Figure record extracts:
--

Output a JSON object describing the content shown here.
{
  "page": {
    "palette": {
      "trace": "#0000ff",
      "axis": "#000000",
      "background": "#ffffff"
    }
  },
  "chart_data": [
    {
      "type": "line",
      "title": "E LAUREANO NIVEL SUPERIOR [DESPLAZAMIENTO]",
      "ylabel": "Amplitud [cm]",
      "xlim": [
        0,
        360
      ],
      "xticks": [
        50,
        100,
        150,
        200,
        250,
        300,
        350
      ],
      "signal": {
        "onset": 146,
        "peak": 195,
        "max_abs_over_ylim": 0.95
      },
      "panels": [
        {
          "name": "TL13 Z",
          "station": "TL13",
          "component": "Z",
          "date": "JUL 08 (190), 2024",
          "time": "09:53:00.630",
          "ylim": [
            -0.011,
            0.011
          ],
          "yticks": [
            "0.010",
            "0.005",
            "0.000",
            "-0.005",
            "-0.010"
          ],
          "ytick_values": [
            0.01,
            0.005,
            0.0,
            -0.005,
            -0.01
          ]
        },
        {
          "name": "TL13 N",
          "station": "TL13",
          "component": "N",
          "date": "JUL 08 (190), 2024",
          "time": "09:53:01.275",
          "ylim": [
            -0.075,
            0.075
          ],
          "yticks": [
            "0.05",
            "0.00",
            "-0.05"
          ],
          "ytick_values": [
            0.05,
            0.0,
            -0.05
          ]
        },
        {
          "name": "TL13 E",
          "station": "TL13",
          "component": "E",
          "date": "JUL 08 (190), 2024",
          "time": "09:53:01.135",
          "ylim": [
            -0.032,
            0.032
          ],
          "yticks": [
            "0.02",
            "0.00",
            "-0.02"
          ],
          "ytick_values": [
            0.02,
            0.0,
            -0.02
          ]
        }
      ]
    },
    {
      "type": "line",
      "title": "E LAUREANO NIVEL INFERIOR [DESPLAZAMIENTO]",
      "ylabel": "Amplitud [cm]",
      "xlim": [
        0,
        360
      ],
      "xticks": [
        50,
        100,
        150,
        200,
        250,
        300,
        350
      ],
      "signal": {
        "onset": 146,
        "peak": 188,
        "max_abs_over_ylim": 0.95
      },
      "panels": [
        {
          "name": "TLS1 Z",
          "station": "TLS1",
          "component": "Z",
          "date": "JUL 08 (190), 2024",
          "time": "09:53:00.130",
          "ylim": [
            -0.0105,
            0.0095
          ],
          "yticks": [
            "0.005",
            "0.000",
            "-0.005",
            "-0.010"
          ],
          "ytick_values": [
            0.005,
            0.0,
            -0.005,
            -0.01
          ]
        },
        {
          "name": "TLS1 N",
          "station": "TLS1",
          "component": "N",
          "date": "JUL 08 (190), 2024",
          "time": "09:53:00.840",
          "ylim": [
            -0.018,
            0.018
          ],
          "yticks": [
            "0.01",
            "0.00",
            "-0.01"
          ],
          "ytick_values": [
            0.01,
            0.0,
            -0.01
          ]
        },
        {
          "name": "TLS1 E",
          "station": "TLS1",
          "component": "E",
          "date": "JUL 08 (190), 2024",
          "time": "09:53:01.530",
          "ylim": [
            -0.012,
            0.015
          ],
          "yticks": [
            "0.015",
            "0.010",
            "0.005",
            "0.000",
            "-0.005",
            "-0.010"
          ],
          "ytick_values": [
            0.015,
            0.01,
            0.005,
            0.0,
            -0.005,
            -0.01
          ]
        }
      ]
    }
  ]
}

--

Written task: Print all of the data exactly as it was given.

Output of the exercise:
Output a JSON object describing the content shown here.
{
  "page": {
    "palette": {
      "trace": "#0000ff",
      "axis": "#000000",
      "background": "#ffffff"
    }
  },
  "chart_data": [
    {
      "type": "line",
      "title": "E LAUREANO NIVEL SUPERIOR [DESPLAZAMIENTO]",
      "ylabel": "Amplitud [cm]",
      "xlim": [
        0,
        360
      ],
      "xticks": [
        50,
        100,
        150,
        200,
        250,
        300,
        350
      ],
      "signal": {
        "onset": 146,
        "peak": 195,
        "max_abs_over_ylim": 0.95
      },
      "panels": [
        {
          "name": "TL13 Z",
          "station": "TL13",
          "component": "Z",
          "date": "JUL 08 (190), 2024",
          "time": "09:53:00.630",
          "ylim": [
            -0.011,
            0.011
          ],
          "yticks": [
            "0.010",
            "0.005",
            "0.000",
            "-0.005",
            "-0.010"
          ],
          "ytick_values": [
            0.01,
            0.005,
            0.0,
            -0.005,
            -0.01
          ]
        },
        {
          "name": "TL13 N",
          "station": "TL13",
          "component": "N",
          "date": "JUL 08 (190), 2024",
          "time": "09:53:01.275",
          "ylim": [
            -0.075,
            0.075
          ],
          "yticks": [
            "0.05",
            "0.00",
            "-0.05"
          ],
          "ytick_values": [
            0.05,
            0.0,
            -0.05
          ]
        },
        {
          "name": "TL13 E",
          "station": "TL13",
          "component": "E",
          "date": "JUL 08 (190), 2024",
          "time": "09:53:01.135",
          "ylim": [
            -0.032,
            0.032
          ],
          "yticks": [
            "0.02",
            "0.00",
            "-0.02"
          ],
          "ytick_values": [
            0.02,
            0.0,
            -0.02
          ]
        }
      ]
    },
    {
      "type": "line",
      "title": "E LAUREANO NIVEL INFERIOR [DESPLAZAMIENTO]",
      "ylabel": "Amplitud [cm]",
      "xlim": [
        0,
        360
      ],
      "xticks": [
        50,
        100,
        150,
        200,
        250,
        300,
        350
      ],
      "signal": {
        "onset": 146,
        "peak": 188,
        "max_abs_over_ylim": 0.95
      },
      "panels": [
        {
          "name": "TLS1 Z",
          "station": "TLS1",
          "component": "Z",
          "date": "JUL 08 (190), 2024",
          "time": "09:53:00.130",
          "ylim": [
            -0.0105,
            0.0095
          ],
          "yticks": [
            "0.005",
            "0.000",
            "-0.005",
            "-0.010"
          ],
          "ytick_values": [
            0.005,
            0.0,
            -0.005,
            -0.01
          ]
        },
        {
          "name": "TLS1 N",
          "station": "TLS1",
          "component": "N",
          "date": "JUL 08 (190), 2024",
          "time": "09:53:00.840",
          "ylim": [
            -0.018,
            0.018
          ],
          "yticks": [
            "0.01",
            "0.00",
            "-0.01"
          ],
          "ytick_values": [
            0.01,
            0.0,
            -0.01
          ]
        },
        {
          "name": "TLS1 E",
          "station": "TLS1",
          "component": "E",
          "date": "JUL 08 (190), 2024",
          "time": "09:53:01.530",
          "ylim": [
            -0.012,
            0.015
          ],
          "yticks": [
            "0.015",
            "0.010",
            "0.005",
            "0.000",
            "-0.005",
            "-0.010"
          ],
          "ytick_values": [
            0.015,
            0.01,
            0.005,
            0.0,
            -0.005,
            -0.01
          ]
        }
      ]
    }
  ]
}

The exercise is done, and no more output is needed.